** begin **

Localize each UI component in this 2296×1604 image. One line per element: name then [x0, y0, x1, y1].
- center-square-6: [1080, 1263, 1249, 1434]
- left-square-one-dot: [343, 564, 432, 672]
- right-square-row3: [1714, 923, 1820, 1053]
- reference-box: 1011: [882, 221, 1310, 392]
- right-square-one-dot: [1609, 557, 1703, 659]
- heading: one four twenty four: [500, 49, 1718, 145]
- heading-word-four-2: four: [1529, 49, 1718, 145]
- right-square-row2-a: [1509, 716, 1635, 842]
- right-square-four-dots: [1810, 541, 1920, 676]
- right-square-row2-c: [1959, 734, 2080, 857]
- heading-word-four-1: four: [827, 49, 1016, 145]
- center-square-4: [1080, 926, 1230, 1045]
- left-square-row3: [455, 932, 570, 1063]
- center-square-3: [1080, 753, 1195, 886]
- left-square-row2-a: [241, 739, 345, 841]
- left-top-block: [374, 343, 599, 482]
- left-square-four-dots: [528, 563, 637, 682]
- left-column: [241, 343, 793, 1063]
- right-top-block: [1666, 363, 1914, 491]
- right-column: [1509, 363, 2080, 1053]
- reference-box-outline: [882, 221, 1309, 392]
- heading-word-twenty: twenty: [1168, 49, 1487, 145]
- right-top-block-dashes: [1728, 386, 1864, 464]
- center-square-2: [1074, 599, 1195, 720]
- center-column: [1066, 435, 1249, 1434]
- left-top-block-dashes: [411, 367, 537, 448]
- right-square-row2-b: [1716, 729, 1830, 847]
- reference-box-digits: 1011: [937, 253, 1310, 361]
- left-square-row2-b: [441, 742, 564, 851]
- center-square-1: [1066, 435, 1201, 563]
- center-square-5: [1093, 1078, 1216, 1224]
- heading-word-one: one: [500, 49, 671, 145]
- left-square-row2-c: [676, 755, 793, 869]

** end **

:: TASK BRIEF ::
Reproduce the material from its first line through the line containing "- heading-word-four-2: four: [1529, 49, 1718, 145]", substituting "screenshot" for "image" and leaving everything else unchanged.

:: WRITTEN SOLUTION ::
Localize each UI component in this 2296×1604 screenshot. One line per element: name then [x0, y0, x1, y1].
- center-square-6: [1080, 1263, 1249, 1434]
- left-square-one-dot: [343, 564, 432, 672]
- right-square-row3: [1714, 923, 1820, 1053]
- reference-box: 1011: [882, 221, 1310, 392]
- right-square-one-dot: [1609, 557, 1703, 659]
- heading: one four twenty four: [500, 49, 1718, 145]
- heading-word-four-2: four: [1529, 49, 1718, 145]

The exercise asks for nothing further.